▶ **Stated goal**
Make an exact transcription of the material, leaving out all images.
--- Dataset rows ---
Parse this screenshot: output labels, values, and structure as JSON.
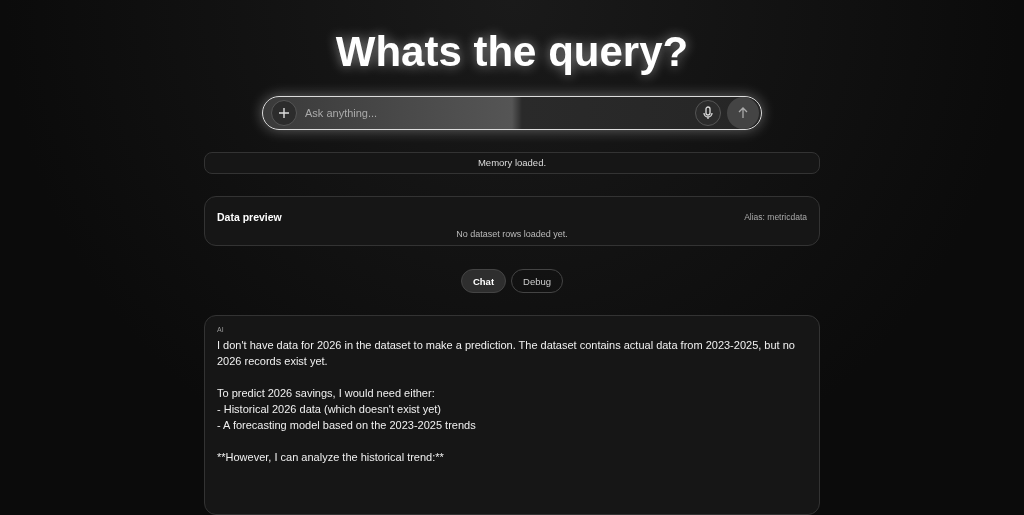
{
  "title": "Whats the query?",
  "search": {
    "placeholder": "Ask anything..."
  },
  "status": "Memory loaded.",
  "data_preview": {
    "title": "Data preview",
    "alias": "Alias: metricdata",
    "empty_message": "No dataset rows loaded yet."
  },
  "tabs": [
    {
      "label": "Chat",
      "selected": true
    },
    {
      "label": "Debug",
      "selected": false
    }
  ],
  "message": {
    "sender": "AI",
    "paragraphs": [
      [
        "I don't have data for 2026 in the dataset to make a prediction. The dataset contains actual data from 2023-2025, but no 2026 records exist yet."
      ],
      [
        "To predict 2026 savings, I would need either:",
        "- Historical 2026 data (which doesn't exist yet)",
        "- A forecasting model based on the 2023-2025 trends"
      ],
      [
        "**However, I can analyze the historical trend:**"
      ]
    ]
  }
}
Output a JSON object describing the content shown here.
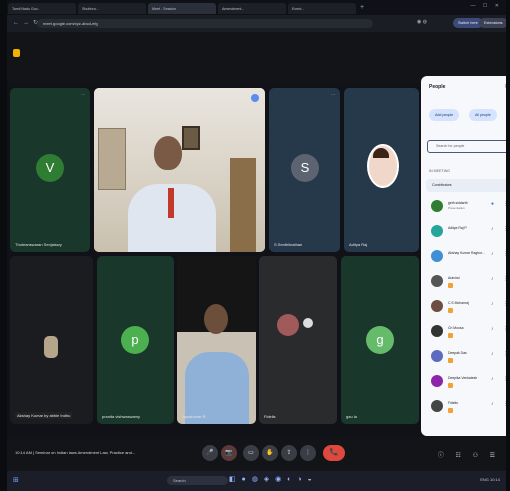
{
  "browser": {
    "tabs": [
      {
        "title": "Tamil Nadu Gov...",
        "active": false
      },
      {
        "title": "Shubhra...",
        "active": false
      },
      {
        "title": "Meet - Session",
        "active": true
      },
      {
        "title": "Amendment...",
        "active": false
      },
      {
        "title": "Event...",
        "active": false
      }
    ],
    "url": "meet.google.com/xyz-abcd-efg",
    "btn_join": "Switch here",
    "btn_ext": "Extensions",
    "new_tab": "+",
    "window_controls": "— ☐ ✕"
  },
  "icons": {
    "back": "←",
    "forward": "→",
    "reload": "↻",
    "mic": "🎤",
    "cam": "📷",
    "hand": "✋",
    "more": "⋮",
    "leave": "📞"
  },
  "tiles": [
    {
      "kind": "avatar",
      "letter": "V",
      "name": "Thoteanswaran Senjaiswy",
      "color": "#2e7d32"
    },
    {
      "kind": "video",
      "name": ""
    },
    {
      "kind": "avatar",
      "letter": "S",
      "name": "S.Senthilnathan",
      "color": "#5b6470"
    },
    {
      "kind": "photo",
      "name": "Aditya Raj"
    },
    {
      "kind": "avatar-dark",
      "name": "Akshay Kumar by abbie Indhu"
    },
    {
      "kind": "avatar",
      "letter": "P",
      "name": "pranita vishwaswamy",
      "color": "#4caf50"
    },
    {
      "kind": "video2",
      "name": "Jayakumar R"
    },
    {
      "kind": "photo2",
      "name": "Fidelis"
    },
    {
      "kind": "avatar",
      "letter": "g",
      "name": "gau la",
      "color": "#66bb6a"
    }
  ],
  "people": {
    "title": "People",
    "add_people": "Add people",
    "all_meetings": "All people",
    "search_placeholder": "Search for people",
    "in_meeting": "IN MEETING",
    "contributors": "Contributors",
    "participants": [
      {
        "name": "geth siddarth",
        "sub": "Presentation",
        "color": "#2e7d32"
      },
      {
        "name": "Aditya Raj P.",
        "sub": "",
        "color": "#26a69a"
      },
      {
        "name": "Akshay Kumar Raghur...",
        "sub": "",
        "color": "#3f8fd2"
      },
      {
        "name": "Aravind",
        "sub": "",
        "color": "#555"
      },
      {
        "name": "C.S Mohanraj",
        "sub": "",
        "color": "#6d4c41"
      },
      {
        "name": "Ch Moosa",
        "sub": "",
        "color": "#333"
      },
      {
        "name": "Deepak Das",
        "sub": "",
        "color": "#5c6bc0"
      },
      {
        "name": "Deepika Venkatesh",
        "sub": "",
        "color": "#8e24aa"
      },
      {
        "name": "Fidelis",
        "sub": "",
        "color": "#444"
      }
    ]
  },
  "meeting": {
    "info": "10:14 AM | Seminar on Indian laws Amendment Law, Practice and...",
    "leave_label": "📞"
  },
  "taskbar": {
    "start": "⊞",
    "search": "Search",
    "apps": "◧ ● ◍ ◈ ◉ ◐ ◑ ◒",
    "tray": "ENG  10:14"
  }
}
---
▶ **Solved problem**
Parse this screenshot: output labels, values, and structure as JSON.
{
  "title": "Whats the query?",
  "search": {
    "placeholder": "Ask anything..."
  },
  "status": "Memory loaded.",
  "data_preview": {
    "title": "Data preview",
    "alias": "Alias: metricdata",
    "empty_message": "No dataset rows loaded yet."
  },
  "tabs": [
    {
      "label": "Chat",
      "selected": true
    },
    {
      "label": "Debug",
      "selected": false
    }
  ],
  "message": {
    "sender": "AI",
    "paragraphs": [
      [
        "I don't have data for 2026 in the dataset to make a prediction. The dataset contains actual data from 2023-2025, but no 2026 records exist yet."
      ],
      [
        "To predict 2026 savings, I would need either:",
        "- Historical 2026 data (which doesn't exist yet)",
        "- A forecasting model based on the 2023-2025 trends"
      ],
      [
        "**However, I can analyze the historical trend:**"
      ]
    ]
  }
}
Output a JSON object describing the content shown here.
{
  "browser": {
    "tabs": [
      {
        "title": "Tamil Nadu Gov...",
        "active": false
      },
      {
        "title": "Shubhra...",
        "active": false
      },
      {
        "title": "Meet - Session",
        "active": true
      },
      {
        "title": "Amendment...",
        "active": false
      },
      {
        "title": "Event...",
        "active": false
      }
    ],
    "url": "meet.google.com/xyz-abcd-efg",
    "btn_join": "Switch here",
    "btn_ext": "Extensions",
    "new_tab": "+",
    "window_controls": "— ☐ ✕"
  },
  "icons": {
    "back": "←",
    "forward": "→",
    "reload": "↻",
    "mic": "🎤",
    "cam": "📷",
    "hand": "✋",
    "more": "⋮",
    "leave": "📞"
  },
  "tiles": [
    {
      "kind": "avatar",
      "letter": "V",
      "name": "Thoteanswaran Senjaiswy",
      "color": "#2e7d32"
    },
    {
      "kind": "video",
      "name": ""
    },
    {
      "kind": "avatar",
      "letter": "S",
      "name": "S.Senthilnathan",
      "color": "#5b6470"
    },
    {
      "kind": "photo",
      "name": "Aditya Raj"
    },
    {
      "kind": "avatar-dark",
      "name": "Akshay Kumar by abbie Indhu"
    },
    {
      "kind": "avatar",
      "letter": "P",
      "name": "pranita vishwaswamy",
      "color": "#4caf50"
    },
    {
      "kind": "video2",
      "name": "Jayakumar R"
    },
    {
      "kind": "photo2",
      "name": "Fidelis"
    },
    {
      "kind": "avatar",
      "letter": "g",
      "name": "gau la",
      "color": "#66bb6a"
    }
  ],
  "people": {
    "title": "People",
    "add_people": "Add people",
    "all_meetings": "All people",
    "search_placeholder": "Search for people",
    "in_meeting": "IN MEETING",
    "contributors": "Contributors",
    "participants": [
      {
        "name": "geth siddarth",
        "sub": "Presentation",
        "color": "#2e7d32"
      },
      {
        "name": "Aditya Raj P.",
        "sub": "",
        "color": "#26a69a"
      },
      {
        "name": "Akshay Kumar Raghur...",
        "sub": "",
        "color": "#3f8fd2"
      },
      {
        "name": "Aravind",
        "sub": "",
        "color": "#555"
      },
      {
        "name": "C.S Mohanraj",
        "sub": "",
        "color": "#6d4c41"
      },
      {
        "name": "Ch Moosa",
        "sub": "",
        "color": "#333"
      },
      {
        "name": "Deepak Das",
        "sub": "",
        "color": "#5c6bc0"
      },
      {
        "name": "Deepika Venkatesh",
        "sub": "",
        "color": "#8e24aa"
      },
      {
        "name": "Fidelis",
        "sub": "",
        "color": "#444"
      }
    ]
  },
  "meeting": {
    "info": "10:14 AM | Seminar on Indian laws Amendment Law, Practice and...",
    "leave_label": "📞"
  },
  "taskbar": {
    "start": "⊞",
    "search": "Search",
    "apps": "◧ ● ◍ ◈ ◉ ◐ ◑ ◒",
    "tray": "ENG  10:14"
  }
}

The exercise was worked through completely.